Task
Reproduce every record below exactly as written, leaving out any pictures.

Records to process
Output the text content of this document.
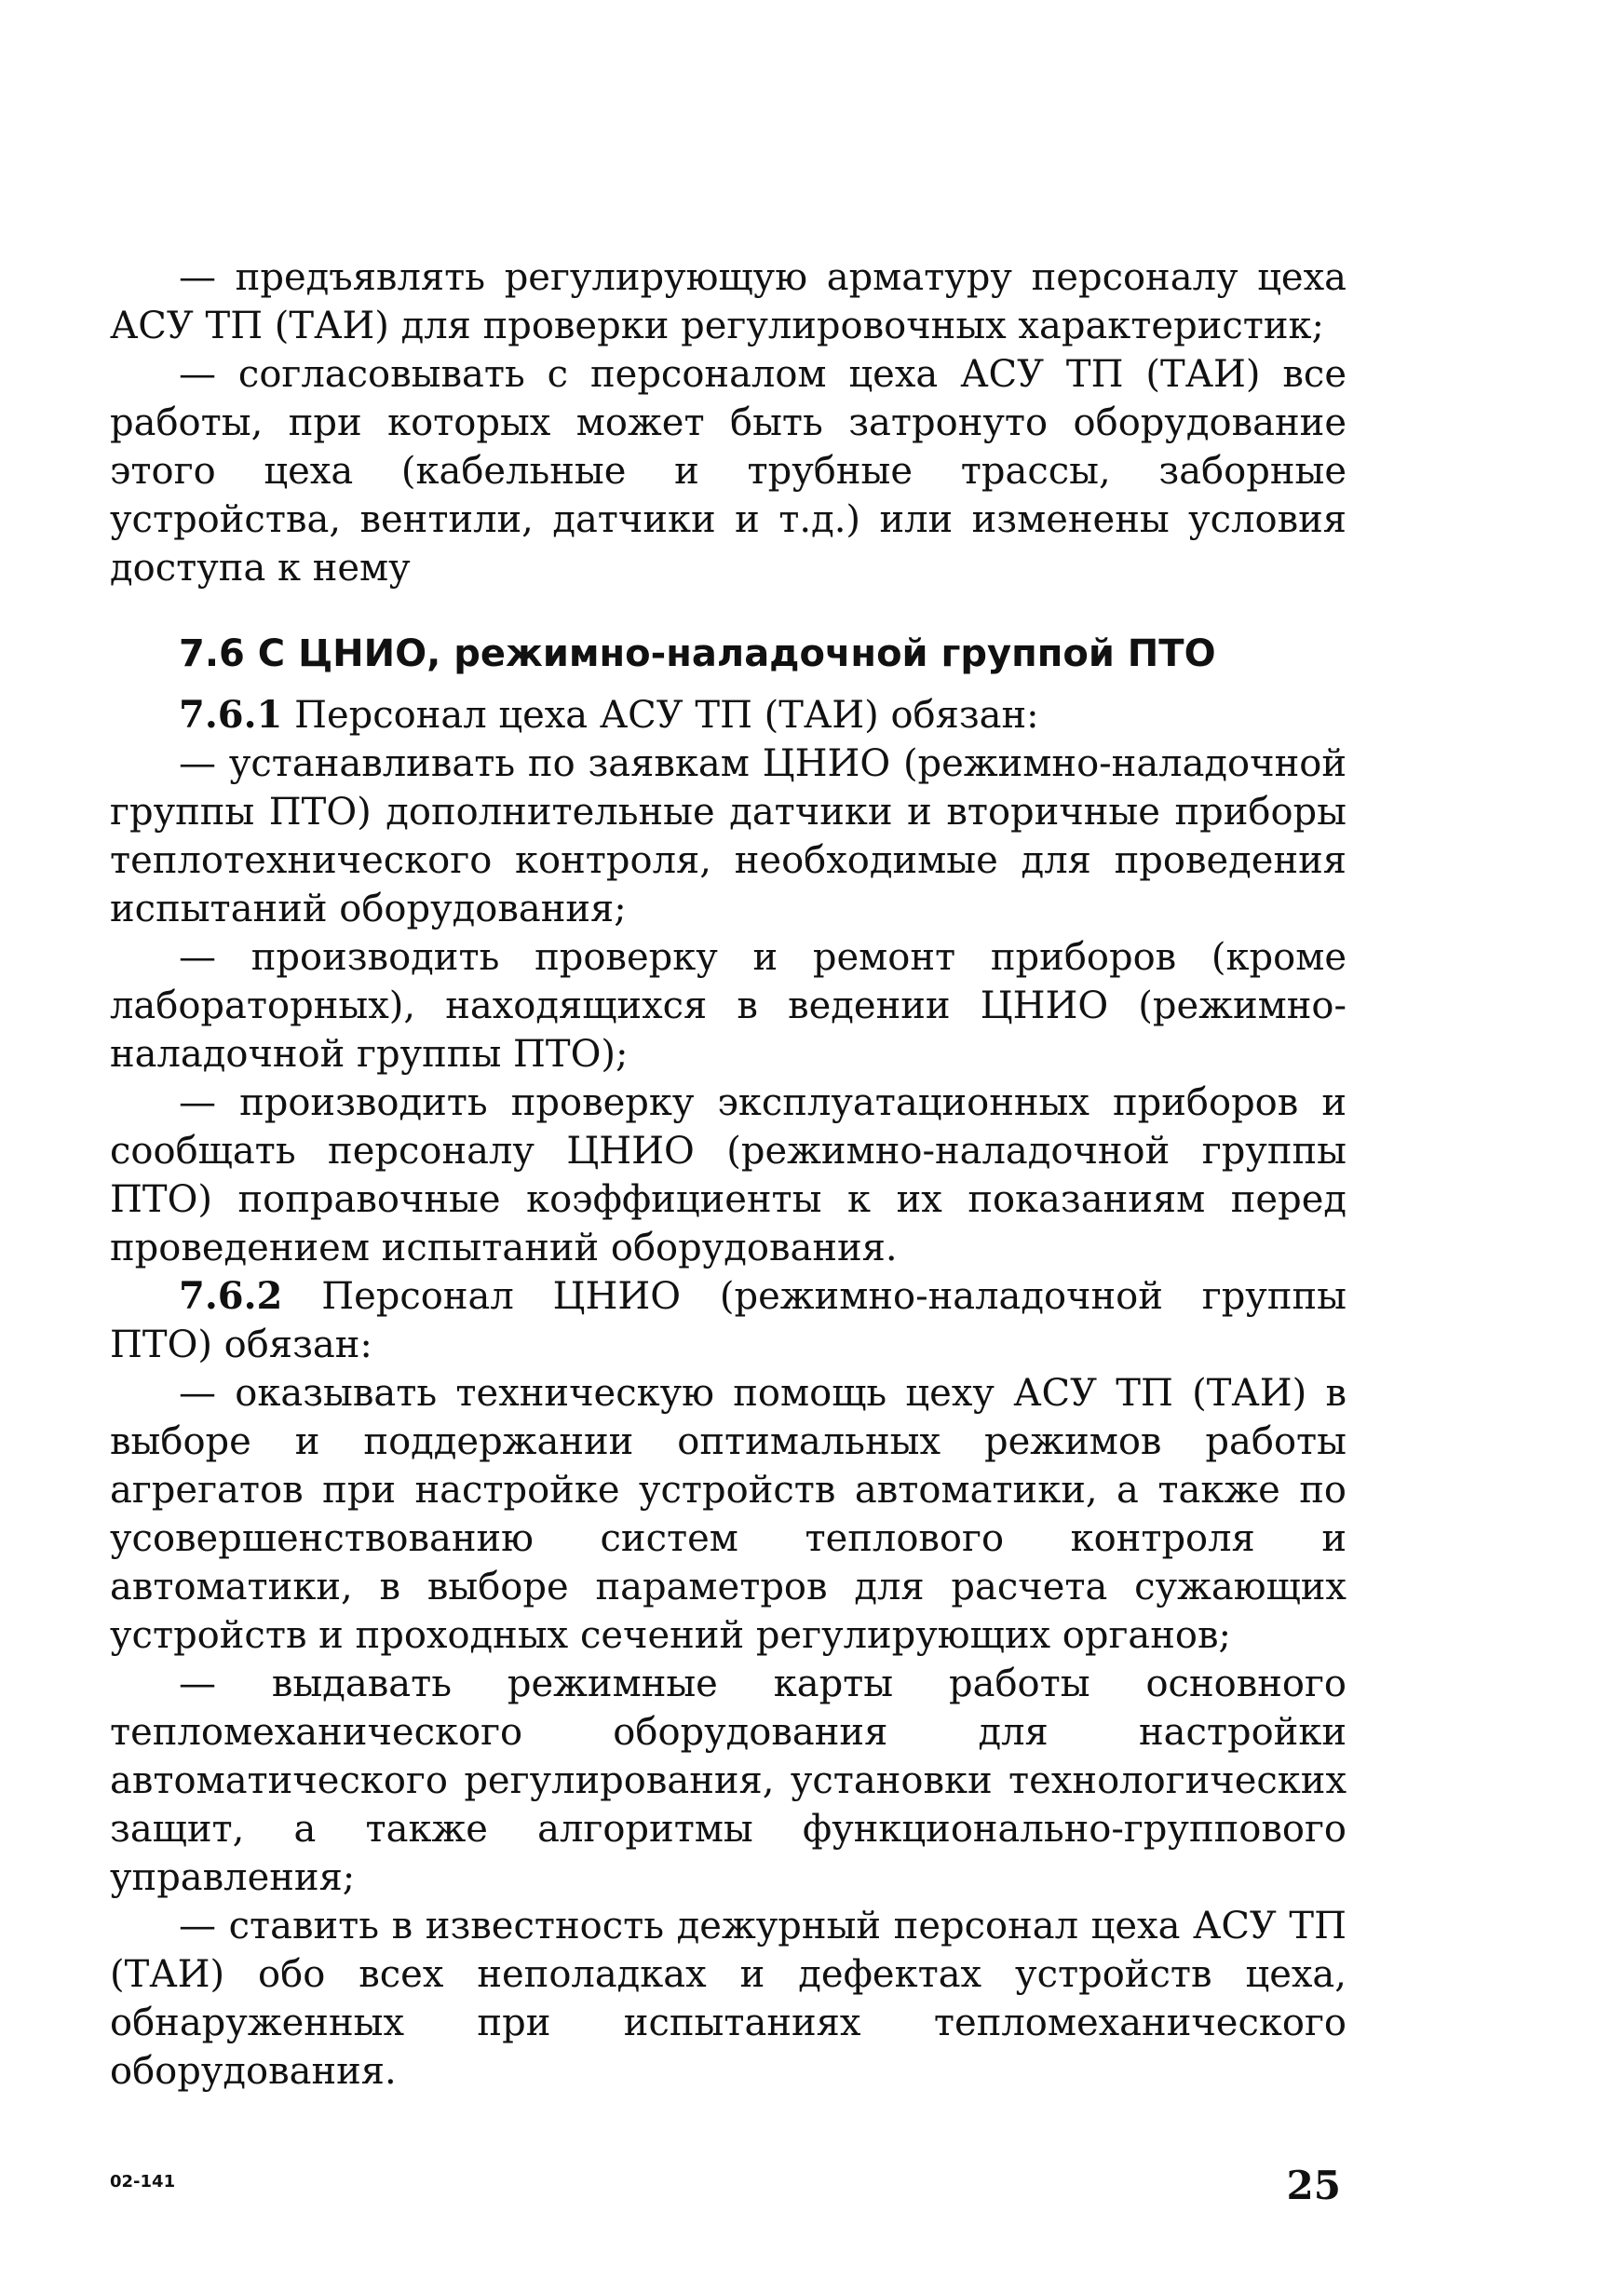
— предъявлять регулирующую арматуру персоналу цеха АСУ ТП (ТАИ) для проверки регулировочных характеристик;

— согласовывать с персоналом цеха АСУ ТП (ТАИ) все работы, при которых может быть затронуто оборудование этого цеха (кабельные и трубные трассы, заборные устройства, вентили, датчики и т.д.) или изменены условия доступа к нему

7.6 С ЦНИО, режимно-наладочной группой ПТО

7.6.1 Персонал цеха АСУ ТП (ТАИ) обязан:

— устанавливать по заявкам ЦНИО (режимно-наладочной группы ПТО) дополнительные датчики и вторичные приборы теплотехнического контроля, необходимые для проведения испытаний оборудования;

— производить проверку и ремонт приборов (кроме лабораторных), находящихся в ведении ЦНИО (режимно-наладочной группы ПТО);

— производить проверку эксплуатационных приборов и сообщать персоналу ЦНИО (режимно-наладочной группы ПТО) поправочные коэффициенты к их показаниям перед проведением испытаний оборудования.

7.6.2 Персонал ЦНИО (режимно-наладочной группы ПТО) обязан:

— оказывать техническую помощь цеху АСУ ТП (ТАИ) в выборе и поддержании оптимальных режимов работы агрегатов при настройке устройств автоматики, а также по усовершенствованию систем теплового контроля и автоматики, в выборе параметров для расчета сужающих устройств и проходных сечений регулирующих органов;

— выдавать режимные карты работы основного тепломеханического оборудования для настройки автоматического регулирования, установки технологических защит, а также алгоритмы функционально-группового управления;

— ставить в известность дежурный персонал цеха АСУ ТП (ТАИ) обо всех неполадках и дефектах устройств цеха, обнаруженных при испытаниях тепломеханического оборудования.

02-141	25
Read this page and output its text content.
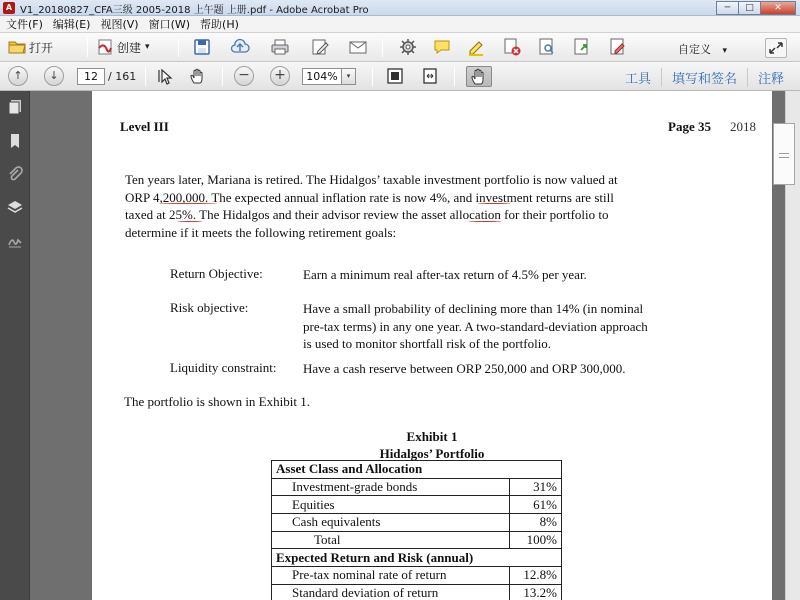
A V1_20180827_CFA三级 2005-2018 上午题 上册.pdf - Adobe Acrobat Pro	─	□	✕
文件(F) 编辑(E) 视图(V) 窗口(W) 帮助(H)
打开	创建 ▾	自定义 ▾
↑	↓	12 / 161	− +	104%	▾	工具	填写和签名	注释
Level III	Page 35 2018
Ten years later, Mariana is retired. The Hidalgos’ taxable investment portfolio is now valued at
ORP 4,200,000. The expected annual inflation rate is now 4%, and investment returns are still
taxed at 25%. The Hidalgos and their advisor review the asset allocation for their portfolio to
determine if it meets the following retirement goals:
Return Objective:	Earn a minimum real after-tax return of 4.5% per year.
Risk objective:	Have a small probability of declining more than 14% (in nominal
pre-tax terms) in any one year. A two-standard-deviation approach
is used to monitor shortfall risk of the portfolio.
Liquidity constraint: Have a cash reserve between ORP 250,000 and ORP 300,000.
The portfolio is shown in Exhibit 1.
Exhibit 1
Hidalgos’ Portfolio
Asset Class and Allocation	
Investment-grade bonds	31%
Equities	61%
Cash equivalents	8%
Total	100%
Expected Return and Risk (annual)	
Pre-tax nominal rate of return	12.8%
Standard deviation of return	13.2%
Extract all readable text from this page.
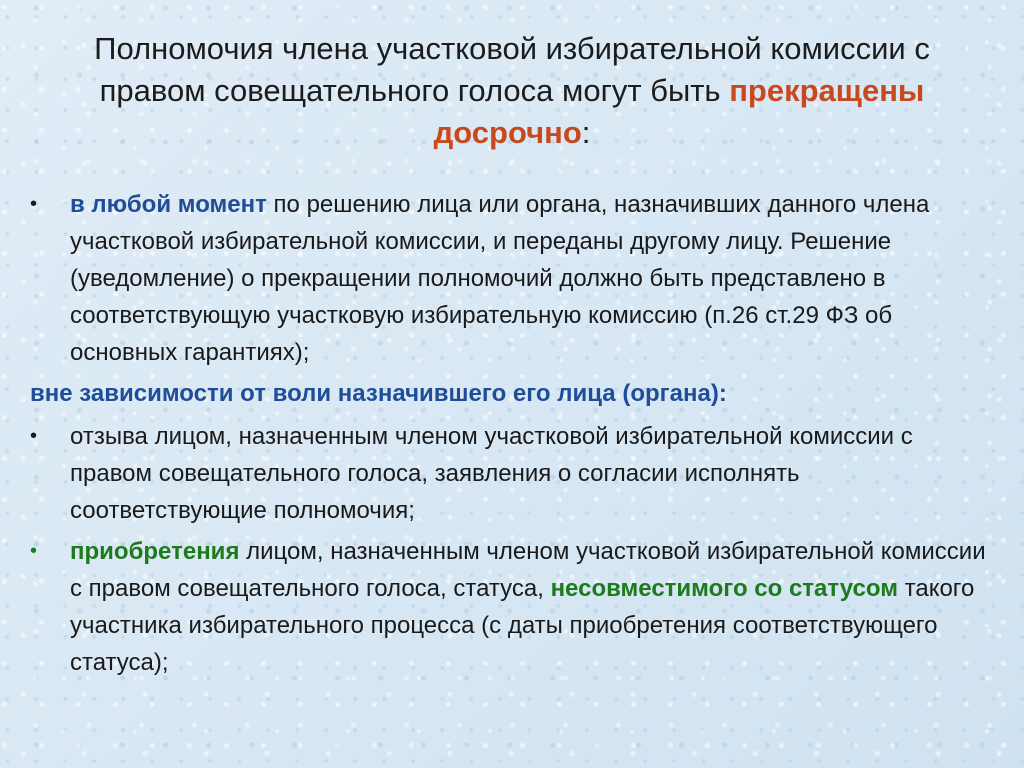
Полномочия члена участковой избирательной комиссии с правом совещательного голоса могут быть прекращены досрочно:
•	в любой момент по решению лица или органа, назначивших данного члена участковой избирательной комиссии, и переданы другому лицу. Решение (уведомление) о прекращении полномочий должно быть представлено в соответствующую участковую избирательную комиссию (п.26 ст.29 ФЗ об основных гарантиях);
вне зависимости от воли назначившего его лица (органа):
•	отзыва лицом, назначенным членом участковой избирательной комиссии с правом совещательного голоса, заявления о согласии исполнять соответствующие полномочия;
•	приобретения лицом, назначенным членом участковой избирательной комиссии с правом совещательного голоса, статуса, несовместимого со статусом такого участника избирательного процесса (с даты приобретения соответствующего статуса);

Final result
Output the text content of this document.
— предъявлять регулирующую арматуру персоналу цеха АСУ ТП (ТАИ) для проверки регулировочных характеристик;

— согласовывать с персоналом цеха АСУ ТП (ТАИ) все работы, при которых может быть затронуто оборудование этого цеха (кабельные и трубные трассы, заборные устройства, вентили, датчики и т.д.) или изменены условия доступа к нему

7.6 С ЦНИО, режимно-наладочной группой ПТО

7.6.1 Персонал цеха АСУ ТП (ТАИ) обязан:

— устанавливать по заявкам ЦНИО (режимно-наладочной группы ПТО) дополнительные датчики и вторичные приборы теплотехнического контроля, необходимые для проведения испытаний оборудования;

— производить проверку и ремонт приборов (кроме лабораторных), находящихся в ведении ЦНИО (режимно-наладочной группы ПТО);

— производить проверку эксплуатационных приборов и сообщать персоналу ЦНИО (режимно-наладочной группы ПТО) поправочные коэффициенты к их показаниям перед проведением испытаний оборудования.

7.6.2 Персонал ЦНИО (режимно-наладочной группы ПТО) обязан:

— оказывать техническую помощь цеху АСУ ТП (ТАИ) в выборе и поддержании оптимальных режимов работы агрегатов при настройке устройств автоматики, а также по усовершенствованию систем теплового контроля и автоматики, в выборе параметров для расчета сужающих устройств и проходных сечений регулирующих органов;

— выдавать режимные карты работы основного тепломеханического оборудования для настройки автоматического регулирования, установки технологических защит, а также алгоритмы функционально-группового управления;

— ставить в известность дежурный персонал цеха АСУ ТП (ТАИ) обо всех неполадках и дефектах устройств цеха, обнаруженных при испытаниях тепломеханического оборудования.

02-141	25
Read this page and output its text content.
A V1_20180827_CFA三级 2005-2018 上午题 上册.pdf - Adobe Acrobat Pro	─	□	✕
文件(F) 编辑(E) 视图(V) 窗口(W) 帮助(H)
打开	创建 ▾	自定义 ▾
↑	↓	12 / 161	− +	104%	▾	工具	填写和签名	注释
Level III	Page 35 2018
Ten years later, Mariana is retired. The Hidalgos’ taxable investment portfolio is now valued at
ORP 4,200,000. The expected annual inflation rate is now 4%, and investment returns are still
taxed at 25%. The Hidalgos and their advisor review the asset allocation for their portfolio to
determine if it meets the following retirement goals:
Return Objective:	Earn a minimum real after-tax return of 4.5% per year.
Risk objective:	Have a small probability of declining more than 14% (in nominal
pre-tax terms) in any one year. A two-standard-deviation approach
is used to monitor shortfall risk of the portfolio.
Liquidity constraint: Have a cash reserve between ORP 250,000 and ORP 300,000.
The portfolio is shown in Exhibit 1.
Exhibit 1
Hidalgos’ Portfolio
Asset Class and Allocation	
Investment-grade bonds	31%
Equities	61%
Cash equivalents	8%
Total	100%
Expected Return and Risk (annual)	
Pre-tax nominal rate of return	12.8%
Standard deviation of return	13.2%
Extract all readable text from this page.
Полномочия члена участковой избирательной комиссии с правом совещательного голоса могут быть прекращены досрочно:
•	в любой момент по решению лица или органа, назначивших данного члена участковой избирательной комиссии, и переданы другому лицу. Решение (уведомление) о прекращении полномочий должно быть представлено в соответствующую участковую избирательную комиссию (п.26 ст.29 ФЗ об основных гарантиях);
вне зависимости от воли назначившего его лица (органа):
•	отзыва лицом, назначенным членом участковой избирательной комиссии с правом совещательного голоса, заявления о согласии исполнять соответствующие полномочия;
•	приобретения лицом, назначенным членом участковой избирательной комиссии с правом совещательного голоса, статуса, несовместимого со статусом такого участника избирательного процесса (с даты приобретения соответствующего статуса);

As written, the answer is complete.